_DESCRIPTION OF THE TASK_
Identify each line below containing the string "يدخل" and copy it.
++++ MATERIAL FOR THIS EXERCISE ++++
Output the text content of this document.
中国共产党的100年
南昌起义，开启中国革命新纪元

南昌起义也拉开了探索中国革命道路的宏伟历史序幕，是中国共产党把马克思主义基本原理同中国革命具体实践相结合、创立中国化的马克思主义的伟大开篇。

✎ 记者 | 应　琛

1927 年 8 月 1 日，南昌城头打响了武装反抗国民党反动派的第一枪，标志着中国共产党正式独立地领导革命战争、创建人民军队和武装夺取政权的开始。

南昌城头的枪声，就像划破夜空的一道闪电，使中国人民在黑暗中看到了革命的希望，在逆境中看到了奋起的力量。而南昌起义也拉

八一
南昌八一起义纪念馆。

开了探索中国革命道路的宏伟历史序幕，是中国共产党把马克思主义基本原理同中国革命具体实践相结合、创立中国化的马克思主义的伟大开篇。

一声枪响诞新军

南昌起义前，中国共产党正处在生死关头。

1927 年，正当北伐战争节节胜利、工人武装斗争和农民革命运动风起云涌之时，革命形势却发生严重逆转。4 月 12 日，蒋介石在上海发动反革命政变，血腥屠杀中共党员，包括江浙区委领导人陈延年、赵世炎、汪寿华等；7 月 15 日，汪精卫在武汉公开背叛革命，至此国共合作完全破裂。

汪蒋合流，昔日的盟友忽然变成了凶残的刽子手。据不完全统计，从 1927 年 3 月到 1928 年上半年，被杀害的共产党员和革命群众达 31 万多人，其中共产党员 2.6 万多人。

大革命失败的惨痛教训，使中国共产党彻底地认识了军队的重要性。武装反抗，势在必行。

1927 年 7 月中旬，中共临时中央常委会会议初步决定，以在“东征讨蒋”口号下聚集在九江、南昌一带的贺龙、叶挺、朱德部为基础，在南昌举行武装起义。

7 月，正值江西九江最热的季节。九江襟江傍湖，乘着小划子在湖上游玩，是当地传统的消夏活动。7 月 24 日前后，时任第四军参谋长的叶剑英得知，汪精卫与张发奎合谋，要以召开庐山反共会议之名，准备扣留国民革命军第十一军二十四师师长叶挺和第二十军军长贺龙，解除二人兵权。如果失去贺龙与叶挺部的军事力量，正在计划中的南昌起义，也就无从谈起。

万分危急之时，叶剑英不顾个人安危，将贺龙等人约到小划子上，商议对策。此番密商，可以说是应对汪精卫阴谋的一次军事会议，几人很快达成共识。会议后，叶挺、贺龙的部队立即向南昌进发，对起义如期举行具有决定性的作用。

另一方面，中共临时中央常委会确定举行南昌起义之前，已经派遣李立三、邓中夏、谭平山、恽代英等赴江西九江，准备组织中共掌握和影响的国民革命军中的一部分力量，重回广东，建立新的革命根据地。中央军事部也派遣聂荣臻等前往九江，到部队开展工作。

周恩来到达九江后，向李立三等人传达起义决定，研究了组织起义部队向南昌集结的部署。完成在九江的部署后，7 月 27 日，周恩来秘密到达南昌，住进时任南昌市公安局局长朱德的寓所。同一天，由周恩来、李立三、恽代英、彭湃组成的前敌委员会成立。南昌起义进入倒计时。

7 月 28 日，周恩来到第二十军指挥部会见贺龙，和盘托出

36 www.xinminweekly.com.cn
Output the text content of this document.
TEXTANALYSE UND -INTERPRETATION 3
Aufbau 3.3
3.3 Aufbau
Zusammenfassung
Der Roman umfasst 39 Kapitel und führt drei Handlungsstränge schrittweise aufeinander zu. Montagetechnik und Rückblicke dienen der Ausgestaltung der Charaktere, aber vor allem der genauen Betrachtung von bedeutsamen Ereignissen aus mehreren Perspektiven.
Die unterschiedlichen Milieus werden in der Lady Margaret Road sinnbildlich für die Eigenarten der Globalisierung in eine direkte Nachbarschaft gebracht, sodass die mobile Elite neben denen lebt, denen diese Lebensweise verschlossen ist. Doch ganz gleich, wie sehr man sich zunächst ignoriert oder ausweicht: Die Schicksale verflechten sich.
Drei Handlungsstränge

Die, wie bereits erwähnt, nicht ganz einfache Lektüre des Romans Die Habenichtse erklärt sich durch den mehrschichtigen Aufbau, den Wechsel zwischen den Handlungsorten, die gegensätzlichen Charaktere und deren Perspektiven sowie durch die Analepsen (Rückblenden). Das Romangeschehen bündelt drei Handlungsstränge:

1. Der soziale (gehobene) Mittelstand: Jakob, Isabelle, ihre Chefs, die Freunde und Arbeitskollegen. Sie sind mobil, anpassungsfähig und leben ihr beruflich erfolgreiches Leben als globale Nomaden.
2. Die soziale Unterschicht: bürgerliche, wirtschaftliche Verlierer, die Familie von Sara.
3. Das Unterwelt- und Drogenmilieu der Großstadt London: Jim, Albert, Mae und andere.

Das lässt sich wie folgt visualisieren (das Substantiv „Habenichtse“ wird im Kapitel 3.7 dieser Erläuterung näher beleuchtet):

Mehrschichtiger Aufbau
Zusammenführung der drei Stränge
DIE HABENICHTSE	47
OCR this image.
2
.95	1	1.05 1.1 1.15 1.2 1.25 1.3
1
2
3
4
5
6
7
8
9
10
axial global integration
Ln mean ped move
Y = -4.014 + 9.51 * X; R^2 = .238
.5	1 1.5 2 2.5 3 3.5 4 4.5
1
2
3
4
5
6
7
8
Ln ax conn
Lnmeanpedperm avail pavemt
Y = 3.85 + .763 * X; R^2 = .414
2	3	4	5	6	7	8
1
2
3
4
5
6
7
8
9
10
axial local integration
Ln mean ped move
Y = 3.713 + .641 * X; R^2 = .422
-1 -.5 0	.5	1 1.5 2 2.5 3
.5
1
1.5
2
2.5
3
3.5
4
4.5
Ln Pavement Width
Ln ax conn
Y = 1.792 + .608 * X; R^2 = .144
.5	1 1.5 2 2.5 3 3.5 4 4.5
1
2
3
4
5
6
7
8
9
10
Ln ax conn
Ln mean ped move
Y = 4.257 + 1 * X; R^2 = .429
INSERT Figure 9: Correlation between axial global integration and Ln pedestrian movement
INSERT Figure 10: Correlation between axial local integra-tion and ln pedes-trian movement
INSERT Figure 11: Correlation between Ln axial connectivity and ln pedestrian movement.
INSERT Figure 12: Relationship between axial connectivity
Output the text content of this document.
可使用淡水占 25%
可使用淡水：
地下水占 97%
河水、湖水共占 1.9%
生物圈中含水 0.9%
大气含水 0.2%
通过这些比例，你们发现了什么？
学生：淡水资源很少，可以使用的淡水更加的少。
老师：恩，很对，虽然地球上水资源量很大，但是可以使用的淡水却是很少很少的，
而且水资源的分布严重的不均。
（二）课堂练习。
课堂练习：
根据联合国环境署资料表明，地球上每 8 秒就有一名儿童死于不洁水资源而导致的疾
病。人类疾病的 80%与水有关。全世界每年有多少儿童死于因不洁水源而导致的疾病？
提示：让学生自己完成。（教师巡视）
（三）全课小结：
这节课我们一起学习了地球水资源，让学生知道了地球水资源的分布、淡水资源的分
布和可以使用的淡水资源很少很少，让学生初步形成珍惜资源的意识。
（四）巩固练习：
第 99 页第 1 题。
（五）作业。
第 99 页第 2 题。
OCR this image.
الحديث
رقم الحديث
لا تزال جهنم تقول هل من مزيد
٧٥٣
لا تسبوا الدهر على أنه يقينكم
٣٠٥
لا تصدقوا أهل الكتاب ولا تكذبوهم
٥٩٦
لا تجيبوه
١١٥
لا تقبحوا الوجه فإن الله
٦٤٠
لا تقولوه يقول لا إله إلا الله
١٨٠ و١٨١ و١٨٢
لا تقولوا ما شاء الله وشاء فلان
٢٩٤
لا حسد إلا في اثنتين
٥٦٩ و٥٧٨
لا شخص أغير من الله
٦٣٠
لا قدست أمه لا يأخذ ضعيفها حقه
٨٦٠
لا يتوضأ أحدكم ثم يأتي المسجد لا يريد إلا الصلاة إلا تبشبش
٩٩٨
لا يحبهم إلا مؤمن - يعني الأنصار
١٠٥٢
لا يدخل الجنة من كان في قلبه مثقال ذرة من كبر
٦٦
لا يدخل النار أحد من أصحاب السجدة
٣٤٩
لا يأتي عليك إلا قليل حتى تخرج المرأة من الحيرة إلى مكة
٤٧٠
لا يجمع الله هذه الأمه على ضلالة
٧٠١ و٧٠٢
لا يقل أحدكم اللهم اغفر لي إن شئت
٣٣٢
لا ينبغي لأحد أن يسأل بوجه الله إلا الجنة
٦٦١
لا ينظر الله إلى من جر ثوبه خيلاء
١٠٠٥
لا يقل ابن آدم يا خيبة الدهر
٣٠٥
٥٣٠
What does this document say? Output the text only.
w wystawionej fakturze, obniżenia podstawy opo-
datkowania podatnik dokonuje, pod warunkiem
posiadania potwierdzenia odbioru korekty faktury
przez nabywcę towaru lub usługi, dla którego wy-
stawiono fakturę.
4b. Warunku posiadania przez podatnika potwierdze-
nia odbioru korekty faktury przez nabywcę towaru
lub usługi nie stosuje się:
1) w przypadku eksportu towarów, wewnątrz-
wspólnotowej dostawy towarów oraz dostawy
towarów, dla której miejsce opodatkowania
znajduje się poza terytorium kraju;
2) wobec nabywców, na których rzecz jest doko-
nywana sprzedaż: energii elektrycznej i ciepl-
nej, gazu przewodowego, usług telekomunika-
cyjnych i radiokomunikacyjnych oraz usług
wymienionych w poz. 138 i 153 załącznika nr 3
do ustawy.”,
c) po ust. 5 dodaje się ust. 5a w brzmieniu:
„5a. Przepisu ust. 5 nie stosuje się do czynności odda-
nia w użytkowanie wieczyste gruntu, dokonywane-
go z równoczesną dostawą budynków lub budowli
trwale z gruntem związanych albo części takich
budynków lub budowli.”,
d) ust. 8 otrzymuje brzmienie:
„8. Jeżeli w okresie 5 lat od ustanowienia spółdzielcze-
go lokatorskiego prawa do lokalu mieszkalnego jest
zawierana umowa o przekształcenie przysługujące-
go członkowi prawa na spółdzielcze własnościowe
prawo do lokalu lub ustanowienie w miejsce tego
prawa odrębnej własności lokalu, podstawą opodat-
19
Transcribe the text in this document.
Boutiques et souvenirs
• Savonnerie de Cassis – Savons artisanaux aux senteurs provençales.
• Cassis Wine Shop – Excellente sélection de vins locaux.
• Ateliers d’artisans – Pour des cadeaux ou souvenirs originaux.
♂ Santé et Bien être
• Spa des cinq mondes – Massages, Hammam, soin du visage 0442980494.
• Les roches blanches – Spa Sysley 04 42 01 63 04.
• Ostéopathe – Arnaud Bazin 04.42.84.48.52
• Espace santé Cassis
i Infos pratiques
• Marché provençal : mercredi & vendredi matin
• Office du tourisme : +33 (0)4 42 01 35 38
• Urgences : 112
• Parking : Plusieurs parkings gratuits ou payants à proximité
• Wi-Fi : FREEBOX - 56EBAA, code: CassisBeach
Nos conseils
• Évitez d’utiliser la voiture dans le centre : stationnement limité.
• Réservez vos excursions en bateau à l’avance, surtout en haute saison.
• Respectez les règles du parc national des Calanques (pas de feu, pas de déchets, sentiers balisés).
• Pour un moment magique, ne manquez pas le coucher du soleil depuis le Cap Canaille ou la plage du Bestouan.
++++
_SOLUTION_
لا يدخل الجنة من كان في قلبه مثقال ذرة من كبر
لا يدخل النار أحد من أصحاب السجدة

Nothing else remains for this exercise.